- Apply what you read:
• a. Decide whether each statement below agrees with the list of House of Assembly members. For each, answer yes or no and quote the deciding words. (i) The fifth parliament sat from 31 July 1868 until 2 March 1870. (ii) John Cheriton was defeated by John Dunn in the Mount Barker by-election. (iii) William Rogers won a second by-election on 5 November.
• b. According to the list of House of Assembly members, on what date was John Dunn's election voided?
• c. In the list of House of Assembly members, repeat the passage starting with "John Cheriton and" and going on through "on 5 November.".

- Text segment:
= Members of the South Australian House of Assembly, 1868–1870 =

This is a list of members of the fifth parliament of the South Australian House of Assembly, which sat from 31 July 1868 until 2 March 1870. The members were elected at the 1868 colonial election.

| Name | Electorate | Term in Office |
|---|---|---|
| Richard Andrews ^{[2]} | The Sturt | 1857–1860, 1862–1870 |
| Richard Baker | Barossa | 1868–1871 |
| George Thomas Bean ^{[3]} | West Torrens | 1868–1870 |
| Neville Blyth | Encounter Bay | 1860–1867, 1868–1870, 1871, 1877–1878 |
| David Bower | Port Adelaide | 1865–1870, 1875–1887 |
| James Boucaut | The Burra | 1861–1862, 1865–1870, 1871–1878 |
| Henry Bright | Stanley | 1865–1884 |
| John Carr | Noarlunga | 1865–1879, 1881–1884 |
| Wentworth Cavenagh | Yatala | 1862–1875, 1875–1881 |
| John Cheriton ^{[1]} | Mount Barker | 1868, 1868–1871 |
| John Colton | Noarlunga | 1862–1870, 1875–1878, 1880–1887 |
| Robert Cottrell | East Adelaide | 1868–1875 |
| John Dunn ^{[1]} | Mount Barker | 1857–1868, 1868 |
| William Everard | Mount Barker | 1865–1870, 1871–1872 |
| Daniel Fisher | East Torrens | 1867–1870 |
| Joseph Fisher | The Sturt | 1868–1870 |
| Henry Fuller | West Adelaide | 1865–1870 |
| Lavington Glyde | Yatala | 1857–1875, 1877–1884 |
| John Hart | Light | 1857–1859, 1862–1866, 1868–1873 |
| Alexander Hay | Gumeracha | 1857–1861, 1867–1871 |
| Henry Hill | Port Adelaide | 1868–1870 |
| Henry Kent Hughes | Victoria | 1868–1875 |
| George Kingston | Stanley | 1857–1860, 1861–1880 |
| William Lewis | Light | 1868–1870 |
| William Ranson Mortlock | Flinders | 1868–1870, 1871–1875, 1878–1884 |
| John Bentham Neales | The Burra | 1857–1860, 1862–1870 |
| George Pearce | East Torrens | 1868–1870 |
| John Pickering ^{[3]} | West Torrens | 1865–1868, 1870, 1871–1878 |
| Thomas Playford | Onkaparinga | 1868–1871, 1875–1887, 1887–1890, 1899–1901 |
| Hon Thomas Reynolds | East Adelaide | 1857–1862, 1862, 1864–1870, 1871–1872, 1872–1873 |
| John Riddoch | Victoria | 1865–1870, 1871–1873 |
| William Rogers ^{[1]} | Mount Barker | 1858–1860, 1864–1865, 1868, 1868–1870, 1872–1875 |
| William Sandover | Gumeracha | 1868–1870 |
| Philip Santo | Barossa | 1860–1870 |
| William Knox Simms | West Adelaide | 1868–1870, 1871–1876, 1878–1881 |
| Frederick Spicer ^{[2]} | The Sturt | 1870 |
| Augustine Stow | Flinders | 1866–1868 |
| Hon Henry Strangways | West Torrens | 1858–1871 |
| William Townsend | Onkaparinga | 1857–1882 |
| Alfred Watts | Flinders | 1862–1866, 1868–1875 |

 John Cheriton and William Rogers were initially declared elected as the two members for Mount Barker, but their election was challenged and they were unseated on 11 August 1868. Cheriton was re-elected in the resulting by-election on 3 September, but Rogers was defeated by John Dunn. Dunn's election was then challenged, and his election was voided on 9 October. Rogers then won a second by-election on 5 November.

- Data shown:
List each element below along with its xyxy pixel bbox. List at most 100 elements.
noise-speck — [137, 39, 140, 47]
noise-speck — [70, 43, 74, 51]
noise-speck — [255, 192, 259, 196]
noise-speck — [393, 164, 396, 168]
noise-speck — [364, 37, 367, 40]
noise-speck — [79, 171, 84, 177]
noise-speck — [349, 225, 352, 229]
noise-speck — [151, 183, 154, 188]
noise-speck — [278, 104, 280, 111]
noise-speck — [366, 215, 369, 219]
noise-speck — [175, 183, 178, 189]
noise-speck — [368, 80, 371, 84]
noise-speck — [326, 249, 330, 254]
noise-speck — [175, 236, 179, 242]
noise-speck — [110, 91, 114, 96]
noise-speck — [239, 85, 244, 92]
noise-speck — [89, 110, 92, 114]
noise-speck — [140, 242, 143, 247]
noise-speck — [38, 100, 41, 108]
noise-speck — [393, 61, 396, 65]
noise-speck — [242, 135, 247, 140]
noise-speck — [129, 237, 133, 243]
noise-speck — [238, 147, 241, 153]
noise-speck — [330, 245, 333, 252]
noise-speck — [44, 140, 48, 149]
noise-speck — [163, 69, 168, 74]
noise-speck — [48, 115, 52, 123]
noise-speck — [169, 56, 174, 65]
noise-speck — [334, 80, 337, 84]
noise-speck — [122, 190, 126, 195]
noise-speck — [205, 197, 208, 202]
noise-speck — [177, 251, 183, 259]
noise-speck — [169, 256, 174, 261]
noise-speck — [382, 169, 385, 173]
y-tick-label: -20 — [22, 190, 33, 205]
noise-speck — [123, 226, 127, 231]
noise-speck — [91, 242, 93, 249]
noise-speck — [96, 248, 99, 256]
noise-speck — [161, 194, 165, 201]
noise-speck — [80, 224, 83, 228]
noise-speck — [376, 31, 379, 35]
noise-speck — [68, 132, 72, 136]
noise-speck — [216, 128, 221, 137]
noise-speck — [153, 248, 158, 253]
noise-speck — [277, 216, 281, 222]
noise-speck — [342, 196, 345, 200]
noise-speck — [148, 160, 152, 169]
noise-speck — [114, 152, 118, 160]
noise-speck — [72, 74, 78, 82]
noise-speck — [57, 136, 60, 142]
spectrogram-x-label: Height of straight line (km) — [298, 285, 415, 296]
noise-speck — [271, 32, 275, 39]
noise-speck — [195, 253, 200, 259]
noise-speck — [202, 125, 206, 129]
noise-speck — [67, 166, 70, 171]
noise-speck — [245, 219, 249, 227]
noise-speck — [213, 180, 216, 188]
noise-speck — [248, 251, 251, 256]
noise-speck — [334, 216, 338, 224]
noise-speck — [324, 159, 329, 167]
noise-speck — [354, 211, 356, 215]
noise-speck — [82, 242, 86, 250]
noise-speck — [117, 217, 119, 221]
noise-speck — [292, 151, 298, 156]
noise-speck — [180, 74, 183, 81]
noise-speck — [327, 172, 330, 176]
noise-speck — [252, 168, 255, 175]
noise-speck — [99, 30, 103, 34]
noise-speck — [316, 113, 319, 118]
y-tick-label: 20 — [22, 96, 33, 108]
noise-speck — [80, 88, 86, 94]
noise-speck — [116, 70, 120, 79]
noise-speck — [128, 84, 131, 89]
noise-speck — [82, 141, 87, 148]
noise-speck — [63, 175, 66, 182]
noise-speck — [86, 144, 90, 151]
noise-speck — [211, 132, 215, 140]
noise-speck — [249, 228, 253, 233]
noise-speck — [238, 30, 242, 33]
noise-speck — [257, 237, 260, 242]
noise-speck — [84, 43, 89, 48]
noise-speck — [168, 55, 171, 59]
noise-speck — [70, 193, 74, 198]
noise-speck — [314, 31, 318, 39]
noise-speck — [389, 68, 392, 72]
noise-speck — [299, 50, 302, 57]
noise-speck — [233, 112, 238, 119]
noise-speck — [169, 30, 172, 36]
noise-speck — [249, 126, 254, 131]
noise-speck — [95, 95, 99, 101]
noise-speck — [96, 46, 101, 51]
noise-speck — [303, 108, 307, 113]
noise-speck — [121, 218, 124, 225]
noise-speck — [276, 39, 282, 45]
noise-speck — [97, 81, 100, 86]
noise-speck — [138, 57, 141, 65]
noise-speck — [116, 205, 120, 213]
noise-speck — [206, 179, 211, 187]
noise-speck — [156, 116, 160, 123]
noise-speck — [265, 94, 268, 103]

- Answer list:
• a.
(i) Yes: "which sat from 31 July 1868 until 2 March 1870"
(ii) No: "Cheriton was re-elected in the resulting by-election on 3 September, but Rogers was defeated by John Dunn"
(iii) Yes: "Rogers then won a second by-election on 5 November"

• b. 9 October

• c.
John Cheriton and William Rogers were initially declared elected as the two members for Mount Barker, but their election was challenged and they were unseated on 11 August 1868. Cheriton was re-elected in the resulting by-election on 3 September, but Rogers was defeated by John Dunn. Dunn's election was then challenged, and his election was voided on 9 October. Rogers then won a second by-election on 5 November.